▸ **PAGE EXCERPT**:
So, is the U.S. committing war crimes? Broadly speaking, war crimes are grave violations of the Geneva Conventions and a few other binding international treaties. The number of civilian deaths in Pakistan and Yemen "suggests they are are not 'one-offs' but part of a systematic policy that appears inherently illegal," says Simon Tisdall at The Guardian. But the Obama administration may get off on a technicality:
That doesn't let the U.S. off the hook entirely. If the targeting of a specific individual isn't covered by international humanitarian law, the U.S. still must comply with international human rights law, say researchers from Stanford and New York University in an in-depth legal analysis of America's drone warfare.
The reports provide heartbreaking anecdotal evidence of the human cost of America's drone war. In fact, that seems to be their primary purpose. Amnesty, for example, says its report isn't "a comprehensive survey of U.S. drone strikes in Pakistan; it is a qualitative assessment based on detailed field research."
These gruesome tales of blown-apart grandmothers, 14-year-old laborers, and anti-extremist Muslim clerics "illustrate what's missing from most of the numbers-heavy policy discussions" about drone warfare, says Nate Rawlings at TIME. But tugging at heartstrings, even when fully justified, doesn't make for a very solid legal argument.
There are two basic problems with accusing the U.S. of war crimes, or even violations of international humanitarian law. The first is proof.
"The authors of the reports acknowledged that in many cases it was difficult to say with certainty whether adult men killed in a particular strike were members of al Qaeda or associated forces who had participated in or were planning attacks on U.S. interests," notes Ken Dilanian at the Los Angeles Times. U.S. intelligence officials and the members of Congress overseeing them say the drones almost always hit their legitimate marks, but "relatives of the dead often insist that their loved ones had no connection to extremism."
Relatedly, there's the fact that the U.S. covers its drone programs in layers of secrecy. Both human rights groups are stridently calling for the U.S. to issue clear rules on its drone policies and release its data on strikes and deaths, so the U.S. can have an open, democratic conversation about the havoc being wreaked overseas.
It's also hard to pin down how much permission the U.S. has from foreign governments to conduct these strikes. Pakistan, for example, routinely condemns the drone strikes, but Pakistani officials admit they've authorized a few, and it's widely believed most of the strikes are conducted with at least tacit approval if not active involvement.
Finally, the second big problem is best summed up by a quote attributed to Soviet leader Josef Stalin, who, when advised by a French diplomat in 1935 that currying favor with the Vatican might help weaken Nazism, answered derisively: "The pope? How many divisions has he got?" Even if the U.S. is guilty of war crimes — as it almost certainly was in torturing prisoners after the al Qaeda attacks of September 2001 — who's going to do anything about it?
The U.S. isn't a party to the International Criminal Court, which would have been able to press charges against alleged U.S. war criminals if the U.S. was unwilling or unable to do so. In theory, the United Nations Security Council could set up a special tribunal at The Hague to litigate U.S. drone strikes, similar to the ad hoc tribunals it approved after the bloody wars in the former Yugoslavia and Sierra Leone, but the U.S. would use its veto to sink such a resolution.
There's also almost zero domestic pressure for Obama to curb the overseas drone strikes or open up the books, national security journalist Joshua Faust tells TIME. In polls, Americans say they're not all that disturbed by using drones to attack targets overseas, and Congress is hardly chomping at the bit to shift drone policy. Until that changes, Foust adds, "none of the other calls for redress or openness will come to pass."

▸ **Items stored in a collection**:
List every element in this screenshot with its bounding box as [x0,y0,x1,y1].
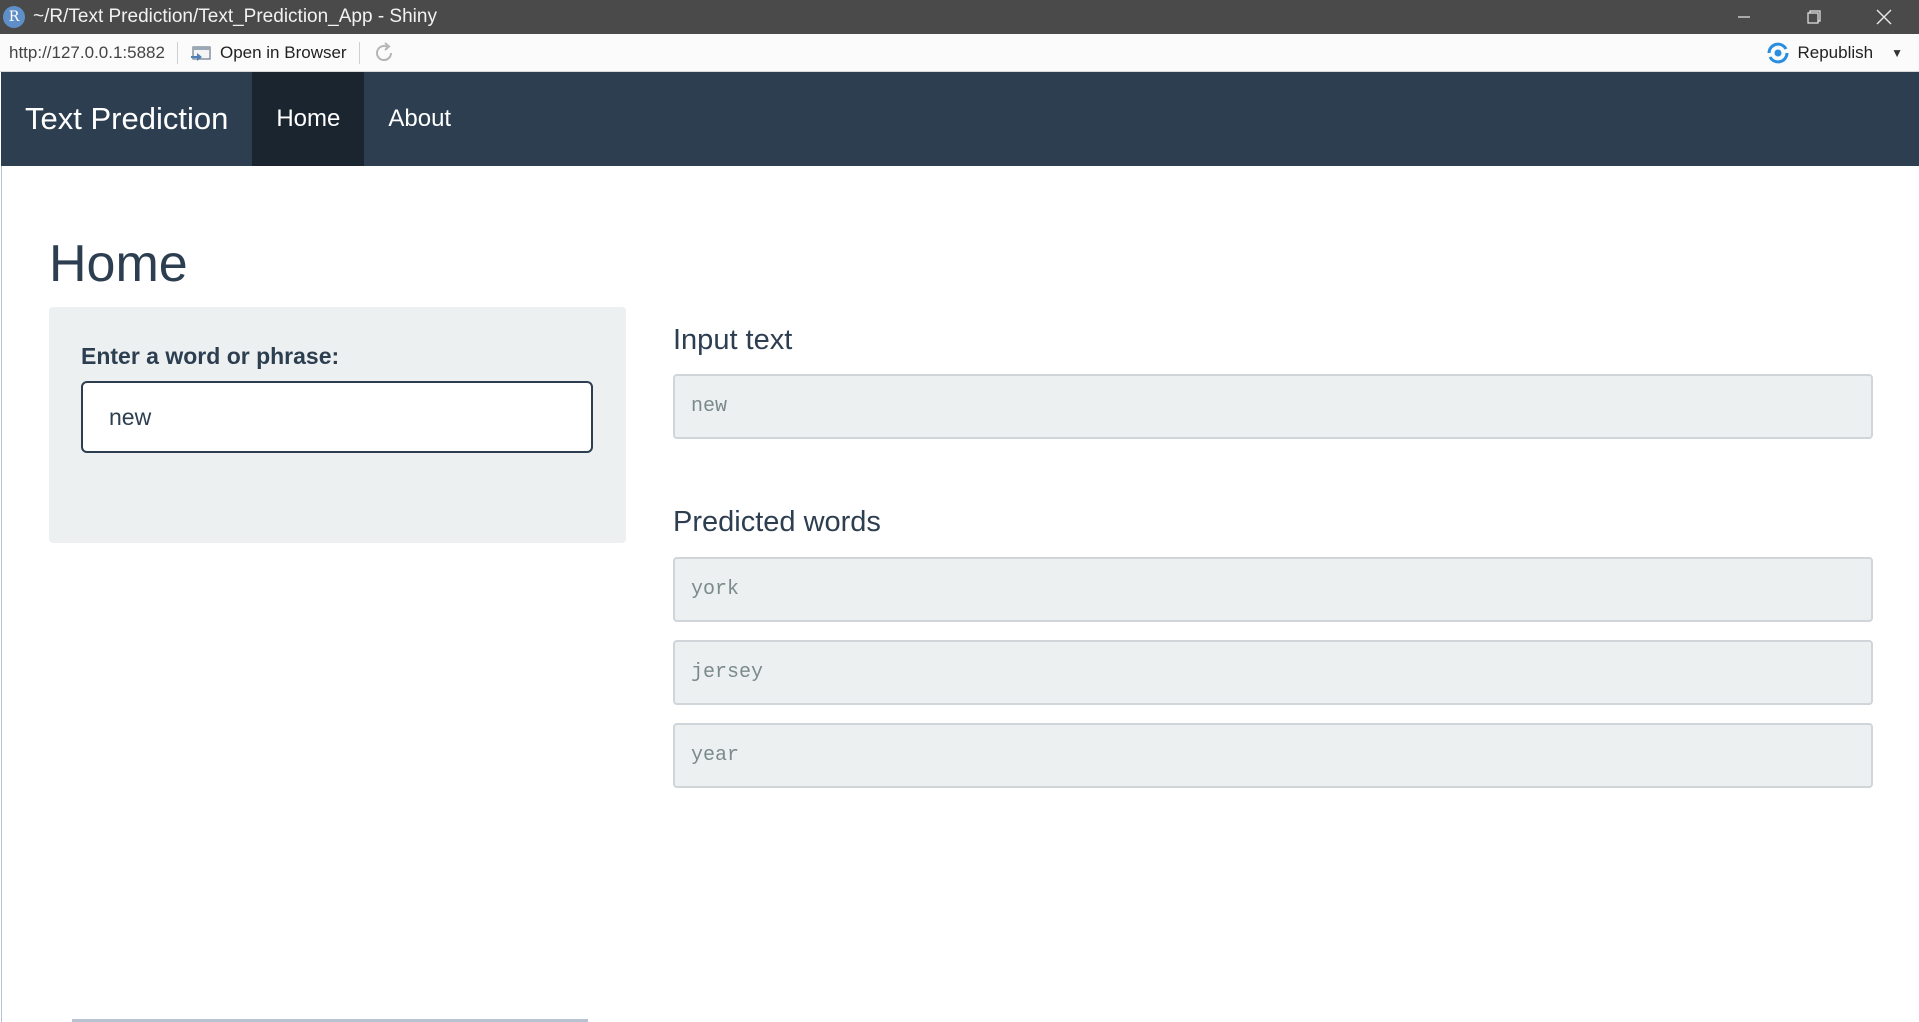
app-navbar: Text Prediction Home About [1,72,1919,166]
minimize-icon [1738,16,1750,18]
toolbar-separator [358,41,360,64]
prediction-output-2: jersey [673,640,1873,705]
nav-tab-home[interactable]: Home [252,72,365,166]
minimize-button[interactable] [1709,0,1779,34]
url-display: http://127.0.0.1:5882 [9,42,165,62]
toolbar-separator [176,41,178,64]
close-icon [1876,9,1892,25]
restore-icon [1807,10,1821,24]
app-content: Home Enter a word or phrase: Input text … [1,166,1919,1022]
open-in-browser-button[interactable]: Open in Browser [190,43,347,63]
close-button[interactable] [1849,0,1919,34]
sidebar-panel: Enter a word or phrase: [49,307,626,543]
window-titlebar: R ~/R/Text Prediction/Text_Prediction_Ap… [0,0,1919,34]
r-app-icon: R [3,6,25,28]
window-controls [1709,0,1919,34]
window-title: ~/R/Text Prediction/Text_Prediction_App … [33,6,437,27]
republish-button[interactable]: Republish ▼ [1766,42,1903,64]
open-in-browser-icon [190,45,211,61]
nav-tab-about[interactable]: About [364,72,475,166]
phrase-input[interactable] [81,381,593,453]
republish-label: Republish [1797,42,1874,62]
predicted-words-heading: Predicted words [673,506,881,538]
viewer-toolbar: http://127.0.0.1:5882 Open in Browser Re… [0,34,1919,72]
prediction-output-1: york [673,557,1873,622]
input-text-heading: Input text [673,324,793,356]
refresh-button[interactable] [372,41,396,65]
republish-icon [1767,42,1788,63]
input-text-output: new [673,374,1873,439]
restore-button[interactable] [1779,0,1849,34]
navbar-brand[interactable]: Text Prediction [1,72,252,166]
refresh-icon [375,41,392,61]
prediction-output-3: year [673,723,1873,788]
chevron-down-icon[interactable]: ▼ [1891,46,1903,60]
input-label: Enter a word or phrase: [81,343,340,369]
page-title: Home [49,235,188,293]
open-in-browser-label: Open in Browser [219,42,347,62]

▸ **EXERCISE**: Reproduce the passage of the excerpt on U.S. drone strikes starting at "So, is the U.S." and ending at "America's drone warfare.", with no changes to its wording.

▸ **WRITTEN ANSWER**:
So, is the U.S. committing war crimes? Broadly speaking, war crimes are grave violations of the Geneva Conventions and a few other binding international treaties. The number of civilian deaths in Pakistan and Yemen "suggests they are are not 'one-offs' but part of a systematic policy that appears inherently illegal," says Simon Tisdall at The Guardian. But the Obama administration may get off on a technicality:
That doesn't let the U.S. off the hook entirely. If the targeting of a specific individual isn't covered by international humanitarian law, the U.S. still must comply with international human rights law, say researchers from Stanford and New York University in an in-depth legal analysis of America's drone warfare.